# [Problem details]
Your response should contain every line from the data below that holds the string "screenshot".

(Items from an interface collection)

====================

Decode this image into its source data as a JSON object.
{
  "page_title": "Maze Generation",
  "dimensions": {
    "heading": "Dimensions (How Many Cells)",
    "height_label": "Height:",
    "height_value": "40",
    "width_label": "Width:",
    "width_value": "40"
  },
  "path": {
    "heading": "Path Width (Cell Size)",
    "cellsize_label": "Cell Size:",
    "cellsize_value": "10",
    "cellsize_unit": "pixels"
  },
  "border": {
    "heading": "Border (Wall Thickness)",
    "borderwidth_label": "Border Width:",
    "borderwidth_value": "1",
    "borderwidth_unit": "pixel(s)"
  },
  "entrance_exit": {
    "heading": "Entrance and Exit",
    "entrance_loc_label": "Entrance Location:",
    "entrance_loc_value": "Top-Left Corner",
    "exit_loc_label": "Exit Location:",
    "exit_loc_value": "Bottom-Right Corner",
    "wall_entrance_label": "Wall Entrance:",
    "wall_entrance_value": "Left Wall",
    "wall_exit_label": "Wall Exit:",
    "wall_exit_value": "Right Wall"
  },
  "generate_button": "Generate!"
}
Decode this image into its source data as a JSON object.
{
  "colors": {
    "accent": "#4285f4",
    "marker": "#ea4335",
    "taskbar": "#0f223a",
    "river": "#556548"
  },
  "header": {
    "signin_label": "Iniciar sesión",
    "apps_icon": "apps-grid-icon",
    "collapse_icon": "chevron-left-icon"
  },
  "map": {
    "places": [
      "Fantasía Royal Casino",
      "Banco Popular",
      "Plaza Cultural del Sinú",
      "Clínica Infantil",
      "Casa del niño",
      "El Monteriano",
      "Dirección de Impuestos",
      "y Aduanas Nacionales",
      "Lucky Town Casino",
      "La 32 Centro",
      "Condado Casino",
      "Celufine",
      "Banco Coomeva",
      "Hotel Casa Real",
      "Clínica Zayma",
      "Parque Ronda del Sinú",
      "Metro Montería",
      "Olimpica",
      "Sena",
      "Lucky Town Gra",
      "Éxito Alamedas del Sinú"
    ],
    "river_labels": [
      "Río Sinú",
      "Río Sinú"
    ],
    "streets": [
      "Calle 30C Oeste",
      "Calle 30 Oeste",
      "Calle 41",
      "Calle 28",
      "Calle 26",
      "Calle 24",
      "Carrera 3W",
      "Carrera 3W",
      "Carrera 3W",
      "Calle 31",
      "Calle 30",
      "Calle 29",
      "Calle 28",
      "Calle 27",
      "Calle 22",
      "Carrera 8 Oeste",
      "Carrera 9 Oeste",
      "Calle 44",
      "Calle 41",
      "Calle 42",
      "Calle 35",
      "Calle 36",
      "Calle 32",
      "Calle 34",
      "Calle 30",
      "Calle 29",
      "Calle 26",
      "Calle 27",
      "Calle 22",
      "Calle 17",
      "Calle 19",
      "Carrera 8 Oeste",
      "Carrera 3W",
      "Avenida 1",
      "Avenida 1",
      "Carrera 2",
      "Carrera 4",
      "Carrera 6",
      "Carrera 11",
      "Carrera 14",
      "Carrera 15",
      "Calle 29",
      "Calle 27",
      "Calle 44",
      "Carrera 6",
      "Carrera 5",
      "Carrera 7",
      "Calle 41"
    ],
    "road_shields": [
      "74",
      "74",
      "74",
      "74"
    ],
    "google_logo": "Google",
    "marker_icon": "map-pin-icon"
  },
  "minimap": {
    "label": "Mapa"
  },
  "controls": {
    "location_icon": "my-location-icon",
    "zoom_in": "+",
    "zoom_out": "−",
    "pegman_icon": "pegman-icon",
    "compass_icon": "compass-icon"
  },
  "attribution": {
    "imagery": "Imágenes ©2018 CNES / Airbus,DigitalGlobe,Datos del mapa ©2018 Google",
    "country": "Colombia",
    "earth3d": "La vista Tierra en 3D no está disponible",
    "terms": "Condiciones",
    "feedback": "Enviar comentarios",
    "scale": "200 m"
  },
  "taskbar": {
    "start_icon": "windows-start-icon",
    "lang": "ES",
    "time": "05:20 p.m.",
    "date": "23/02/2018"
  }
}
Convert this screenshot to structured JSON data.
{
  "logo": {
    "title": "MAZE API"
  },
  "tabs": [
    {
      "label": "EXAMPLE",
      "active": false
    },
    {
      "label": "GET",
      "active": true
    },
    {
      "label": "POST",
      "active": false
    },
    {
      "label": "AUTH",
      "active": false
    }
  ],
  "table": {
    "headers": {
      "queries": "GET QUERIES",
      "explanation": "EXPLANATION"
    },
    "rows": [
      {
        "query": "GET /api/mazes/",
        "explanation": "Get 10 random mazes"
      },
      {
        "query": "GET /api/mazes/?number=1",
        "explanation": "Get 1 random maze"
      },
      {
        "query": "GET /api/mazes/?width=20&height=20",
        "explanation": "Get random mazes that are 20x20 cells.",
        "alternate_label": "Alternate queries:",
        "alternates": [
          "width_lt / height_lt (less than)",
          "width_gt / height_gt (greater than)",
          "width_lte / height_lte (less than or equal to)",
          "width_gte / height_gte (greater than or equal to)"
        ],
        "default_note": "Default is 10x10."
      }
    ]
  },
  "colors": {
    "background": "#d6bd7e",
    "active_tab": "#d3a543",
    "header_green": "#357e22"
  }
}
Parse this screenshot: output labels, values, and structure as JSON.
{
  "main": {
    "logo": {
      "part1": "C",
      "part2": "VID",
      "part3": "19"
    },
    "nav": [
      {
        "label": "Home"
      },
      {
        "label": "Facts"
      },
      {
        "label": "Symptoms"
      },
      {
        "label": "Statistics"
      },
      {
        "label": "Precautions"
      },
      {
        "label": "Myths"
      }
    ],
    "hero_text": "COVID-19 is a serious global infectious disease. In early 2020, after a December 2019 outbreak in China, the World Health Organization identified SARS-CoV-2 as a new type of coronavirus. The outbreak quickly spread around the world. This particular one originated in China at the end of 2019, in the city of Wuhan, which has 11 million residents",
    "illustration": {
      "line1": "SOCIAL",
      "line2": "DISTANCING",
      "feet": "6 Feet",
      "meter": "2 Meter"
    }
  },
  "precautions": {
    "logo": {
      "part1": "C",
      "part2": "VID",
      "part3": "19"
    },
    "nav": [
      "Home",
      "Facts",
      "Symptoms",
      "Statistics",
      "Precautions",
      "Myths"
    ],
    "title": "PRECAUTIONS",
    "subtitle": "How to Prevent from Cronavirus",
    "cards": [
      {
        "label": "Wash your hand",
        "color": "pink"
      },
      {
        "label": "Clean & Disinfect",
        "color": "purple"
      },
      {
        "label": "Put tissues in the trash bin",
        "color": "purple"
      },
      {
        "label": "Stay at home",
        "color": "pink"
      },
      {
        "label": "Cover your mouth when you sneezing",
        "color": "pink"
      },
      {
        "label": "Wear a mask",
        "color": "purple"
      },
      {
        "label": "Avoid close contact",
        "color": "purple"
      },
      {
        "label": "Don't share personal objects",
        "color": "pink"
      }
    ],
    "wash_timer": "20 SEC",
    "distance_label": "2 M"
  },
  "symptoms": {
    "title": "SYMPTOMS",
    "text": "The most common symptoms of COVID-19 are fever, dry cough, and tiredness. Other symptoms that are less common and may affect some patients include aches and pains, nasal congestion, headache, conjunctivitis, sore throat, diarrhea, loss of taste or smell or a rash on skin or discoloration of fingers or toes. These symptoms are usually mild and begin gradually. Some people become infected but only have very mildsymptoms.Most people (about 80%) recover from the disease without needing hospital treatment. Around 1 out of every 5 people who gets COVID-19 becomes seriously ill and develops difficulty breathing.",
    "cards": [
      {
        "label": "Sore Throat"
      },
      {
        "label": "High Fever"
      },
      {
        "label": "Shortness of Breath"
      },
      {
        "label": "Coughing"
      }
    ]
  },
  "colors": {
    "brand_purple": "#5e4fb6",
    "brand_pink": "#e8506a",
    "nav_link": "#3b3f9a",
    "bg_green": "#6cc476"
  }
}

====================

# [Response box]
Convert this screenshot to structured JSON data.
Parse this screenshot: output labels, values, and structure as JSON.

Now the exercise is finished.